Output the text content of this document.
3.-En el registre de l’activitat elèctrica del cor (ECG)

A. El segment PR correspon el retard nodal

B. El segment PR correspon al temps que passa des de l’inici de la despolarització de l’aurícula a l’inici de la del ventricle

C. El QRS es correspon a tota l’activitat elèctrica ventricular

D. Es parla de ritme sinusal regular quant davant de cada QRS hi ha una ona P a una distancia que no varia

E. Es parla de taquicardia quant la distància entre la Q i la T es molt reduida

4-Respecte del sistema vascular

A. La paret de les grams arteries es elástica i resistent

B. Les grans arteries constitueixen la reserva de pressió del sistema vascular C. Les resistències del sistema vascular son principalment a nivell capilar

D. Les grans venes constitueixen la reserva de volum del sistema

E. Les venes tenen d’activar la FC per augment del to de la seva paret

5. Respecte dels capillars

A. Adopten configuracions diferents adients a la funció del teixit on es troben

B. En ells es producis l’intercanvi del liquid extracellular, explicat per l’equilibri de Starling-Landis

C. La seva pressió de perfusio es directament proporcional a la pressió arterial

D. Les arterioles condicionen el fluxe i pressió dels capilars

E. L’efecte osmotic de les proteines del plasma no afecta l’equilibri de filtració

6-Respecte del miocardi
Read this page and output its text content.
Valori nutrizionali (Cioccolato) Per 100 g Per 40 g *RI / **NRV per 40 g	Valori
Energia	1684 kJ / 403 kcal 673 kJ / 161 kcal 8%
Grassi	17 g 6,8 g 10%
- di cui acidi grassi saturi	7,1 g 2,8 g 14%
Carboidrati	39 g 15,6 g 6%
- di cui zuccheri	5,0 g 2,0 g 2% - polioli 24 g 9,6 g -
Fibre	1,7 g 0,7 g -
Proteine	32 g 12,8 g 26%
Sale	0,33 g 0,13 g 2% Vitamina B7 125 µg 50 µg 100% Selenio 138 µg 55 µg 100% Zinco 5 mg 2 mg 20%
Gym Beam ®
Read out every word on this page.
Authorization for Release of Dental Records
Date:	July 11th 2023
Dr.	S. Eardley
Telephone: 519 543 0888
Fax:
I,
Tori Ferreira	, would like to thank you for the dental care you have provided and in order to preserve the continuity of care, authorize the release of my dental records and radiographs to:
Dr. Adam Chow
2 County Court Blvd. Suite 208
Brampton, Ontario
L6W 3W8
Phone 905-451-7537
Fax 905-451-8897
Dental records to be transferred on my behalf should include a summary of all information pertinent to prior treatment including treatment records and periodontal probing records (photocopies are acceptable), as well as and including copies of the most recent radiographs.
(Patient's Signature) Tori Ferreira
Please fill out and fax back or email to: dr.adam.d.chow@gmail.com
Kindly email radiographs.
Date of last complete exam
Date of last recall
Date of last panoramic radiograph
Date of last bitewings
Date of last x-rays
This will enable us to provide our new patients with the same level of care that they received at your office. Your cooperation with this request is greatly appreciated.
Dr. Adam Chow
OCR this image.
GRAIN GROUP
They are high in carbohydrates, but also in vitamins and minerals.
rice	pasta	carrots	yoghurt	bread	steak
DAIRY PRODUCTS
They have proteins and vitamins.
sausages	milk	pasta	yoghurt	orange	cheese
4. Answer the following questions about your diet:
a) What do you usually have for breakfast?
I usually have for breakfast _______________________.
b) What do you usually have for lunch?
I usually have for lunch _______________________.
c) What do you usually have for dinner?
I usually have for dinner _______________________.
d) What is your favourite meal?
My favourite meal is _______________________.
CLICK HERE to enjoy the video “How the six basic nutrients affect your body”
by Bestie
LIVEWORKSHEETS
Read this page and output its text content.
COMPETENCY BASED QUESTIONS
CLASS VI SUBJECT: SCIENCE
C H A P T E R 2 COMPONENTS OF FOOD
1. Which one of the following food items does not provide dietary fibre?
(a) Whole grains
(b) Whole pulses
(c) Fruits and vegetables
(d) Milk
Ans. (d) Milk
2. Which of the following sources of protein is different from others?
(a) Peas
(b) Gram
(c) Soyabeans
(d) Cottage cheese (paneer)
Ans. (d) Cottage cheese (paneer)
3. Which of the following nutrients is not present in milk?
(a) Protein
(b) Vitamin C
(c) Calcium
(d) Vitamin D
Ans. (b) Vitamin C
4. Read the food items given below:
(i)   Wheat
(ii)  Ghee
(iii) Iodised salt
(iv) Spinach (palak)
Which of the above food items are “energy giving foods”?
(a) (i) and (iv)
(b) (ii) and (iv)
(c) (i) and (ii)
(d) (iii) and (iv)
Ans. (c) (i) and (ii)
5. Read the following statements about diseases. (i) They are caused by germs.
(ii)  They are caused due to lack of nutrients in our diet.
================================
In full and without error, transcribe the listing.

Output for this task:
Output the text content of this document.
3.-En el registre de l’activitat elèctrica del cor (ECG)

A. El segment PR correspon el retard nodal

B. El segment PR correspon al temps que passa des de l’inici de la despolarització de l’aurícula a l’inici de la del ventricle

C. El QRS es correspon a tota l’activitat elèctrica ventricular

D. Es parla de ritme sinusal regular quant davant de cada QRS hi ha una ona P a una distancia que no varia

E. Es parla de taquicardia quant la distància entre la Q i la T es molt reduida

4-Respecte del sistema vascular

A. La paret de les grams arteries es elástica i resistent

B. Les grans arteries constitueixen la reserva de pressió del sistema vascular C. Les resistències del sistema vascular son principalment a nivell capilar

D. Les grans venes constitueixen la reserva de volum del sistema

E. Les venes tenen d’activar la FC per augment del to de la seva paret

5. Respecte dels capillars

A. Adopten configuracions diferents adients a la funció del teixit on es troben

B. En ells es producis l’intercanvi del liquid extracellular, explicat per l’equilibri de Starling-Landis

C. La seva pressió de perfusio es directament proporcional a la pressió arterial

D. Les arterioles condicionen el fluxe i pressió dels capilars

E. L’efecte osmotic de les proteines del plasma no afecta l’equilibri de filtració

6-Respecte del miocardi
Read this page and output its text content.
Valori nutrizionali (Cioccolato) Per 100 g Per 40 g *RI / **NRV per 40 g	Valori
Energia	1684 kJ / 403 kcal 673 kJ / 161 kcal 8%
Grassi	17 g 6,8 g 10%
- di cui acidi grassi saturi	7,1 g 2,8 g 14%
Carboidrati	39 g 15,6 g 6%
- di cui zuccheri	5,0 g 2,0 g 2% - polioli 24 g 9,6 g -
Fibre	1,7 g 0,7 g -
Proteine	32 g 12,8 g 26%
Sale	0,33 g 0,13 g 2% Vitamina B7 125 µg 50 µg 100% Selenio 138 µg 55 µg 100% Zinco 5 mg 2 mg 20%
Gym Beam ®
Read out every word on this page.
Authorization for Release of Dental Records
Date:	July 11th 2023
Dr.	S. Eardley
Telephone: 519 543 0888
Fax:
I,
Tori Ferreira	, would like to thank you for the dental care you have provided and in order to preserve the continuity of care, authorize the release of my dental records and radiographs to:
Dr. Adam Chow
2 County Court Blvd. Suite 208
Brampton, Ontario
L6W 3W8
Phone 905-451-7537
Fax 905-451-8897
Dental records to be transferred on my behalf should include a summary of all information pertinent to prior treatment including treatment records and periodontal probing records (photocopies are acceptable), as well as and including copies of the most recent radiographs.
(Patient's Signature) Tori Ferreira
Please fill out and fax back or email to: dr.adam.d.chow@gmail.com
Kindly email radiographs.
Date of last complete exam
Date of last recall
Date of last panoramic radiograph
Date of last bitewings
Date of last x-rays
This will enable us to provide our new patients with the same level of care that they received at your office. Your cooperation with this request is greatly appreciated.
Dr. Adam Chow
OCR this image.
GRAIN GROUP
They are high in carbohydrates, but also in vitamins and minerals.
rice	pasta	carrots	yoghurt	bread	steak
DAIRY PRODUCTS
They have proteins and vitamins.
sausages	milk	pasta	yoghurt	orange	cheese
4. Answer the following questions about your diet:
a) What do you usually have for breakfast?
I usually have for breakfast _______________________.
b) What do you usually have for lunch?
I usually have for lunch _______________________.
c) What do you usually have for dinner?
I usually have for dinner _______________________.
d) What is your favourite meal?
My favourite meal is _______________________.
CLICK HERE to enjoy the video “How the six basic nutrients affect your body”
by Bestie
LIVEWORKSHEETS
Read this page and output its text content.
COMPETENCY BASED QUESTIONS
CLASS VI SUBJECT: SCIENCE
C H A P T E R 2 COMPONENTS OF FOOD
1. Which one of the following food items does not provide dietary fibre?
(a) Whole grains
(b) Whole pulses
(c) Fruits and vegetables
(d) Milk
Ans. (d) Milk
2. Which of the following sources of protein is different from others?
(a) Peas
(b) Gram
(c) Soyabeans
(d) Cottage cheese (paneer)
Ans. (d) Cottage cheese (paneer)
3. Which of the following nutrients is not present in milk?
(a) Protein
(b) Vitamin C
(c) Calcium
(d) Vitamin D
Ans. (b) Vitamin C
4. Read the food items given below:
(i)   Wheat
(ii)  Ghee
(iii) Iodised salt
(iv) Spinach (palak)
Which of the above food items are “energy giving foods”?
(a) (i) and (iv)
(b) (ii) and (iv)
(c) (i) and (ii)
(d) (iii) and (iv)
Ans. (c) (i) and (ii)
5. Read the following statements about diseases. (i) They are caused by germs.
(ii)  They are caused due to lack of nutrients in our diet.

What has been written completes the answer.